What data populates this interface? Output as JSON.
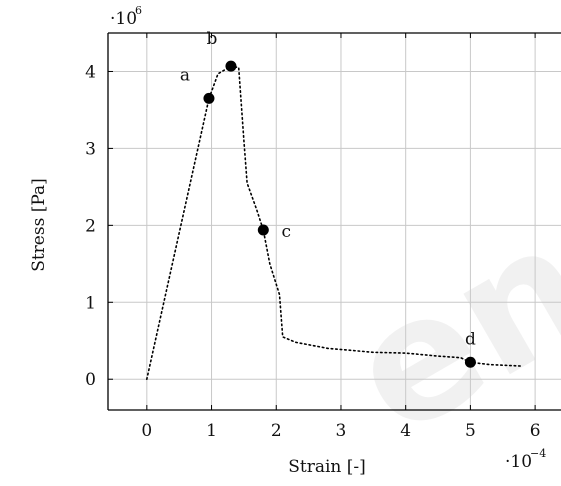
{
  "chart_data": {
    "type": "line",
    "x_label": "Strain [-]",
    "y_label": "Stress [Pa]",
    "x_scale_text": "·10",
    "x_scale_exp": "−4",
    "y_scale_text": "·10",
    "y_scale_exp": "6",
    "x_multiplier": 0.0001,
    "y_multiplier": 1000000,
    "xlim": [
      -0.6,
      6.4
    ],
    "ylim": [
      -0.4,
      4.5
    ],
    "x_ticks": [
      0,
      1,
      2,
      3,
      4,
      5,
      6
    ],
    "y_ticks": [
      0,
      1,
      2,
      3,
      4
    ],
    "grid": true,
    "line_style": "dotted",
    "series": [
      {
        "points": [
          [
            0,
            0
          ],
          [
            0.96,
            3.65
          ],
          [
            1.1,
            3.97
          ],
          [
            1.3,
            4.07
          ],
          [
            1.42,
            4.05
          ],
          [
            1.5,
            3.1
          ],
          [
            1.55,
            2.55
          ],
          [
            1.7,
            2.2
          ],
          [
            1.8,
            1.94
          ],
          [
            1.9,
            1.5
          ],
          [
            2.05,
            1.1
          ],
          [
            2.1,
            0.55
          ],
          [
            2.3,
            0.48
          ],
          [
            2.8,
            0.4
          ],
          [
            3.5,
            0.35
          ],
          [
            4.0,
            0.34
          ],
          [
            4.5,
            0.3
          ],
          [
            4.85,
            0.28
          ],
          [
            5.0,
            0.22
          ],
          [
            5.3,
            0.19
          ],
          [
            5.8,
            0.17
          ]
        ]
      }
    ],
    "marked_points": [
      {
        "label": "a",
        "x": 0.96,
        "y": 3.65
      },
      {
        "label": "b",
        "x": 1.3,
        "y": 4.07
      },
      {
        "label": "c",
        "x": 1.8,
        "y": 1.94
      },
      {
        "label": "d",
        "x": 5.0,
        "y": 0.22
      }
    ]
  },
  "watermark": {
    "text": "en"
  }
}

────

Problem to solve: Keep every word of the data as it is when you write it out, but drop the pictures.

Complete response:
What data populates this interface? Output as JSON.
{
  "chart_data": {
    "type": "line",
    "x_label": "Strain [-]",
    "y_label": "Stress [Pa]",
    "x_scale_text": "·10",
    "x_scale_exp": "−4",
    "y_scale_text": "·10",
    "y_scale_exp": "6",
    "x_multiplier": 0.0001,
    "y_multiplier": 1000000,
    "xlim": [
      -0.6,
      6.4
    ],
    "ylim": [
      -0.4,
      4.5
    ],
    "x_ticks": [
      0,
      1,
      2,
      3,
      4,
      5,
      6
    ],
    "y_ticks": [
      0,
      1,
      2,
      3,
      4
    ],
    "grid": true,
    "line_style": "dotted",
    "series": [
      {
        "points": [
          [
            0,
            0
          ],
          [
            0.96,
            3.65
          ],
          [
            1.1,
            3.97
          ],
          [
            1.3,
            4.07
          ],
          [
            1.42,
            4.05
          ],
          [
            1.5,
            3.1
          ],
          [
            1.55,
            2.55
          ],
          [
            1.7,
            2.2
          ],
          [
            1.8,
            1.94
          ],
          [
            1.9,
            1.5
          ],
          [
            2.05,
            1.1
          ],
          [
            2.1,
            0.55
          ],
          [
            2.3,
            0.48
          ],
          [
            2.8,
            0.4
          ],
          [
            3.5,
            0.35
          ],
          [
            4.0,
            0.34
          ],
          [
            4.5,
            0.3
          ],
          [
            4.85,
            0.28
          ],
          [
            5.0,
            0.22
          ],
          [
            5.3,
            0.19
          ],
          [
            5.8,
            0.17
          ]
        ]
      }
    ],
    "marked_points": [
      {
        "label": "a",
        "x": 0.96,
        "y": 3.65
      },
      {
        "label": "b",
        "x": 1.3,
        "y": 4.07
      },
      {
        "label": "c",
        "x": 1.8,
        "y": 1.94
      },
      {
        "label": "d",
        "x": 5.0,
        "y": 0.22
      }
    ]
  },
  "watermark": {
    "text": "en"
  }
}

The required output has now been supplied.